*RECORDS PROVIDED*
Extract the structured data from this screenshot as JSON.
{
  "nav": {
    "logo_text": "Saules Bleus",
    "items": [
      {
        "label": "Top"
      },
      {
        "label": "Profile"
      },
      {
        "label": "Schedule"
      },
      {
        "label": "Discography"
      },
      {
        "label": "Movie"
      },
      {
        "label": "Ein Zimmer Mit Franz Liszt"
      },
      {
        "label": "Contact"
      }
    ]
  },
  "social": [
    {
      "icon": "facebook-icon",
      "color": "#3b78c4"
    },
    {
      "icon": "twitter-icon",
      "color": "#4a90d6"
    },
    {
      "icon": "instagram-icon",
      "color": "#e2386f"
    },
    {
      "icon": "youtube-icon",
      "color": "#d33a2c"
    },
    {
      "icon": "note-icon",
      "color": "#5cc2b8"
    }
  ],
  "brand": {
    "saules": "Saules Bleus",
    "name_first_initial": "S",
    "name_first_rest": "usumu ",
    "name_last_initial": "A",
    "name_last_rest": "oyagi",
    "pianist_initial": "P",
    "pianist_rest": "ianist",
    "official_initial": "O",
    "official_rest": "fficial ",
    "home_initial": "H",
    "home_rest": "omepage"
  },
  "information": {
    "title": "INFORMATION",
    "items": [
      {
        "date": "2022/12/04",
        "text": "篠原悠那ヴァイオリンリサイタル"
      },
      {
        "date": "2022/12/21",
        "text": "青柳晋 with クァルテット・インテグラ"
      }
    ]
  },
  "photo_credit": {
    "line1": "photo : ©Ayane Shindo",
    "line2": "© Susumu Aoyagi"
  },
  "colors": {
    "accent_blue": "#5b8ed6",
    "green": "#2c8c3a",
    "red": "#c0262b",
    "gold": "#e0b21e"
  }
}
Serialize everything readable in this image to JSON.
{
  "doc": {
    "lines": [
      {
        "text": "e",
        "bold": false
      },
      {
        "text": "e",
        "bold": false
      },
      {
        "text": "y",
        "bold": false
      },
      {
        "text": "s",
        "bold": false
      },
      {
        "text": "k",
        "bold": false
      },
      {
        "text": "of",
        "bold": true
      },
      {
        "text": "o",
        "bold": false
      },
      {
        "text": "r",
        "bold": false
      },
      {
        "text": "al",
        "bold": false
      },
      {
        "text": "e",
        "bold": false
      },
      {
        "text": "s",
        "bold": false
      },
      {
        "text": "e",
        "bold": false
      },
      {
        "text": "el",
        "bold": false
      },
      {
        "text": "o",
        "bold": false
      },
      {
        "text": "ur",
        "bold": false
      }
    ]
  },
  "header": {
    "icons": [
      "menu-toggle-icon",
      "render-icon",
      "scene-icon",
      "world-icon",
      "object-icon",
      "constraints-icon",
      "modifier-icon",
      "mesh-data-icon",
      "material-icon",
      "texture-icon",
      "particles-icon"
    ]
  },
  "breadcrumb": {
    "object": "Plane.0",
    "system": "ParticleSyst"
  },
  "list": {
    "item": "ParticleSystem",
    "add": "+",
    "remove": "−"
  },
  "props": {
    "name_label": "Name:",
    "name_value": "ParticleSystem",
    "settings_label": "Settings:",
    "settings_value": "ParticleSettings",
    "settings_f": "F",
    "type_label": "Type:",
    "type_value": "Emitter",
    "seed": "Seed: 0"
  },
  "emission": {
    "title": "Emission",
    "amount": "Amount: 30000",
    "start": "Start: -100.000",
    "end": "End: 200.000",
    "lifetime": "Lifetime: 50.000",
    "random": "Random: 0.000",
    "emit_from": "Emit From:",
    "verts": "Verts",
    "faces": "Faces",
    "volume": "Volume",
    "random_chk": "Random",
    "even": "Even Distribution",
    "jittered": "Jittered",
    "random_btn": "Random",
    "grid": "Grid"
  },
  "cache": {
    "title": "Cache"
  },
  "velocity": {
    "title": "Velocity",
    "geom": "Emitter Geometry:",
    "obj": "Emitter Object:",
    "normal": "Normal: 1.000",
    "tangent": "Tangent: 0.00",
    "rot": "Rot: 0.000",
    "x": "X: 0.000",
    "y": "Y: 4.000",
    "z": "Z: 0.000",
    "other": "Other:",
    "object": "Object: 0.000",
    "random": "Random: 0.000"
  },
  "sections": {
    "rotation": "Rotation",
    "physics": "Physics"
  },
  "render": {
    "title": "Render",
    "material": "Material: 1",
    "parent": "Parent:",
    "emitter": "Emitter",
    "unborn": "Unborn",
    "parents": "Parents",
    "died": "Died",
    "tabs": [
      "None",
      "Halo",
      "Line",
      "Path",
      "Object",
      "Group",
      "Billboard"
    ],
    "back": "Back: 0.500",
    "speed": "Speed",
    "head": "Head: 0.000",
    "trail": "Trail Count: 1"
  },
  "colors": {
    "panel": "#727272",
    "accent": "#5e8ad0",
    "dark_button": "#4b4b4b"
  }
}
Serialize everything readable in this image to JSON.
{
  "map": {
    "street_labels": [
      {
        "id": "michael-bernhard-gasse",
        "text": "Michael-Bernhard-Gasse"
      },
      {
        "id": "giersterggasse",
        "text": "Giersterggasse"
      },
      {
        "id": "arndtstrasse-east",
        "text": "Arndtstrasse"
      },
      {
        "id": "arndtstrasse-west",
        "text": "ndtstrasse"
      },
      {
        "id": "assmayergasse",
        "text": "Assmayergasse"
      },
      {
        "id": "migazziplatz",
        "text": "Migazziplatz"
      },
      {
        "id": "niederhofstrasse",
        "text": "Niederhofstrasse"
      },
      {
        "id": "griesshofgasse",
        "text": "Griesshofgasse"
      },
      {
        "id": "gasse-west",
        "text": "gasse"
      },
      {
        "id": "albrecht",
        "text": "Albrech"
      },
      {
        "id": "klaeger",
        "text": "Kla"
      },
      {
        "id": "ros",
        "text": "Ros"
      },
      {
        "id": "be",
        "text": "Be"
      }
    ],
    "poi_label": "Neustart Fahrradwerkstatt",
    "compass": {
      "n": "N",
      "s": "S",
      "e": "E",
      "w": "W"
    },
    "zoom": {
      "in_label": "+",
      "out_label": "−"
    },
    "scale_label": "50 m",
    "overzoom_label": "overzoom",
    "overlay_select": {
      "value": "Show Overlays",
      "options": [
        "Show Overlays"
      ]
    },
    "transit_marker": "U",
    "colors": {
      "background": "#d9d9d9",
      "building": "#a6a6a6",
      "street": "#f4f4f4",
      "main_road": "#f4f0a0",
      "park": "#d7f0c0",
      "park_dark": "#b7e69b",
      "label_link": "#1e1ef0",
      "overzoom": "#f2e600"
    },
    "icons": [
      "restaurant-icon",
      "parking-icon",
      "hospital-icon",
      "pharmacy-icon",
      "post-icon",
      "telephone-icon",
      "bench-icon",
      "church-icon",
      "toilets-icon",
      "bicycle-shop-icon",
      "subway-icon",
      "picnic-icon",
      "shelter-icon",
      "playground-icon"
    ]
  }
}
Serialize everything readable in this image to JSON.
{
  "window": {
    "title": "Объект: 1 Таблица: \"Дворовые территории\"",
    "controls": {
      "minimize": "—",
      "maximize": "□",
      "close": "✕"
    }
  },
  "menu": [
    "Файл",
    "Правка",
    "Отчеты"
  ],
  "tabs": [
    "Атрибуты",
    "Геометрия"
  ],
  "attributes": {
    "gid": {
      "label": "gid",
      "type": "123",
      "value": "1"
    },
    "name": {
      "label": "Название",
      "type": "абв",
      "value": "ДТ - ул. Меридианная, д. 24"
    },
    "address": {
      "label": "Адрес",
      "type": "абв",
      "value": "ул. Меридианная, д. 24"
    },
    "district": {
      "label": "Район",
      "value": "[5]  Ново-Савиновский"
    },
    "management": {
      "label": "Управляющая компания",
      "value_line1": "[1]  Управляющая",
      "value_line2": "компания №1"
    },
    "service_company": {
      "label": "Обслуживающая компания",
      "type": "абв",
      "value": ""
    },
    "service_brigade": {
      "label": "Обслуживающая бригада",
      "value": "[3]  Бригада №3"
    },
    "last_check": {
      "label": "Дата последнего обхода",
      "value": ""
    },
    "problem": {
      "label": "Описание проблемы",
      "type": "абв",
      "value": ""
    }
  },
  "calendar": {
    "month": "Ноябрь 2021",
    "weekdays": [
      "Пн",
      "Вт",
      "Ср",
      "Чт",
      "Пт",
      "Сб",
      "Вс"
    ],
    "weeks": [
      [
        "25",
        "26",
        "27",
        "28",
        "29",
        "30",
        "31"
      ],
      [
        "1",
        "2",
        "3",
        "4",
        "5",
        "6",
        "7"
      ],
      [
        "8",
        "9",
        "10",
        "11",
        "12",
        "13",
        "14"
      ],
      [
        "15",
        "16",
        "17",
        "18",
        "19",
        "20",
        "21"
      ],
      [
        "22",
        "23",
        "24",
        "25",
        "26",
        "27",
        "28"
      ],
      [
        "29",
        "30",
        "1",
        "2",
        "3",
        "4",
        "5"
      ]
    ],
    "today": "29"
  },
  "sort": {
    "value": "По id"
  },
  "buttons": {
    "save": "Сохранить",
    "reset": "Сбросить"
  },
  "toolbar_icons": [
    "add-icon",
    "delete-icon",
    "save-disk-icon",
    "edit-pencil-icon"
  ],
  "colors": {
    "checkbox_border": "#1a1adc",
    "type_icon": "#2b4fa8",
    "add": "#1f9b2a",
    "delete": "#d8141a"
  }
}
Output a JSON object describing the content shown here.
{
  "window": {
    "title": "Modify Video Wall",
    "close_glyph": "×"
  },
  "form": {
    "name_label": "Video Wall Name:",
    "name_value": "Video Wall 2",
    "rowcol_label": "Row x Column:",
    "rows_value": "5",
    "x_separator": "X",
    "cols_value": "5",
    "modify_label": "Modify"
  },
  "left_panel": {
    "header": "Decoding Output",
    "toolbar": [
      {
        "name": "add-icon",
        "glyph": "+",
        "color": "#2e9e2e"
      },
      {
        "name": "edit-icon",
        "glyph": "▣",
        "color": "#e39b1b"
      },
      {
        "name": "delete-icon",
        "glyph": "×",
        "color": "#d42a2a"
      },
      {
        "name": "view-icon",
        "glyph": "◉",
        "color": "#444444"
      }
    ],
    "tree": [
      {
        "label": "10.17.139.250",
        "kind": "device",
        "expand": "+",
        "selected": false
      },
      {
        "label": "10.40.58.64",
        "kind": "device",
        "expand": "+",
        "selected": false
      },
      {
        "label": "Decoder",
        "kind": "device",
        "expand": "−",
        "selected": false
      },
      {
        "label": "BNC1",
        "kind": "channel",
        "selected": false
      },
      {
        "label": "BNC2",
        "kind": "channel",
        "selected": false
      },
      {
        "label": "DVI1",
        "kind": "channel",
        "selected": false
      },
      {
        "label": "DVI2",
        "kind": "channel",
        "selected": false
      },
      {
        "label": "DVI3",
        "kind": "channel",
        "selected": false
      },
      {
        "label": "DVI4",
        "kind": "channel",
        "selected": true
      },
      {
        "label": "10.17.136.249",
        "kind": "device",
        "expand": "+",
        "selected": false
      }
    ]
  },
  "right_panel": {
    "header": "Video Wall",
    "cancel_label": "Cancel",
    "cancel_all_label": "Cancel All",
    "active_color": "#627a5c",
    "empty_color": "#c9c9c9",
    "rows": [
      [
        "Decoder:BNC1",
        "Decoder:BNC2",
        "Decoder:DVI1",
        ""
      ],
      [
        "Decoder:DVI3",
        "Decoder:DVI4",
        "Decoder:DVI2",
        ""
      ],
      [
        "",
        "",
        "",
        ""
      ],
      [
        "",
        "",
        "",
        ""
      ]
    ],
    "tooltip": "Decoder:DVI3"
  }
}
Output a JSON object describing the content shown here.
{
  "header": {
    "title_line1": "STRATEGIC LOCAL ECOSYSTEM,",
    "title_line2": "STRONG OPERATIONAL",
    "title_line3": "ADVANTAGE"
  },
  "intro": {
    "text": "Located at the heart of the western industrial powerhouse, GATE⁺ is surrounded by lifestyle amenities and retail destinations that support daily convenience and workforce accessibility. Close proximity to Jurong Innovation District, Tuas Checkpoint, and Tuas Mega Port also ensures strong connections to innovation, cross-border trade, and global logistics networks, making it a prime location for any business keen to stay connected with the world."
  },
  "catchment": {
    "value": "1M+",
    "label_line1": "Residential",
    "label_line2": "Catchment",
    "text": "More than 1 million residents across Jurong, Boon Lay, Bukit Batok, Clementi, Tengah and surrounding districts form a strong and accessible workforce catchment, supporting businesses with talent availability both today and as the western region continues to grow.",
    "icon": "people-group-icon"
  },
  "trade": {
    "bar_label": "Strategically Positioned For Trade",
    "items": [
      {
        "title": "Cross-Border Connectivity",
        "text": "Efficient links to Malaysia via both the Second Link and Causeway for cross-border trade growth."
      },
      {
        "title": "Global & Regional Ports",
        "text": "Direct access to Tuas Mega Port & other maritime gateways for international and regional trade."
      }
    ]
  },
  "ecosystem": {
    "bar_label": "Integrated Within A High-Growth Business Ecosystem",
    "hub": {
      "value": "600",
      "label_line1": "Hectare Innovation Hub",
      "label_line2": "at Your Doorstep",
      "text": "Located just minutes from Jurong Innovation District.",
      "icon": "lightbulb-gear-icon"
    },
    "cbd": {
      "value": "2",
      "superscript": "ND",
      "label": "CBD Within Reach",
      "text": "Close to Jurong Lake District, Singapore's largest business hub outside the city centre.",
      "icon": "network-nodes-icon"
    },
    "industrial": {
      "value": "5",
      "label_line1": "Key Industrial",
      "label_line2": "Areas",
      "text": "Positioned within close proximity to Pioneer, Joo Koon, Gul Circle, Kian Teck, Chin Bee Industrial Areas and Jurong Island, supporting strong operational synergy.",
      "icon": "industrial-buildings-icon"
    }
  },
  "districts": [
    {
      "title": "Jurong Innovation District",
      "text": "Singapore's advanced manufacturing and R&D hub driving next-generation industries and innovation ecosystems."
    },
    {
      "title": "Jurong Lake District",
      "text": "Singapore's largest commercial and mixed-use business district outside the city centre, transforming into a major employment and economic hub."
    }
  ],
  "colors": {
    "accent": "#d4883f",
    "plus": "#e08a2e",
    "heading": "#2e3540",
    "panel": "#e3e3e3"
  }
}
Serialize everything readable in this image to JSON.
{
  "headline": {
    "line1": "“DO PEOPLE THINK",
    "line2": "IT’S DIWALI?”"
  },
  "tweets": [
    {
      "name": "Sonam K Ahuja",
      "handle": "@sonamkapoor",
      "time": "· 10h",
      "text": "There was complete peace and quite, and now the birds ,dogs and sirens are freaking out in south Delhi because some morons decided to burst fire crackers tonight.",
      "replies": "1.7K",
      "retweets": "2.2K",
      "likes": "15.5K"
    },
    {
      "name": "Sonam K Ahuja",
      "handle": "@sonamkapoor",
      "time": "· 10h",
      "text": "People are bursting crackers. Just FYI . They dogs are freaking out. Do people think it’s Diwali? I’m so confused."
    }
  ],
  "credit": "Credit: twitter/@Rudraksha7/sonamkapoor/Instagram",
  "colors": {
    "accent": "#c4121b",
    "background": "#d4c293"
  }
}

*AIM*
Search the entries for the string "Wall" and collect each line that has it.

*THE COMPLETED TASK*
    "title": "Modify Video Wall",
    "name_label": "Video Wall Name:",
    "name_value": "Video Wall 2",
    "header": "Video Wall",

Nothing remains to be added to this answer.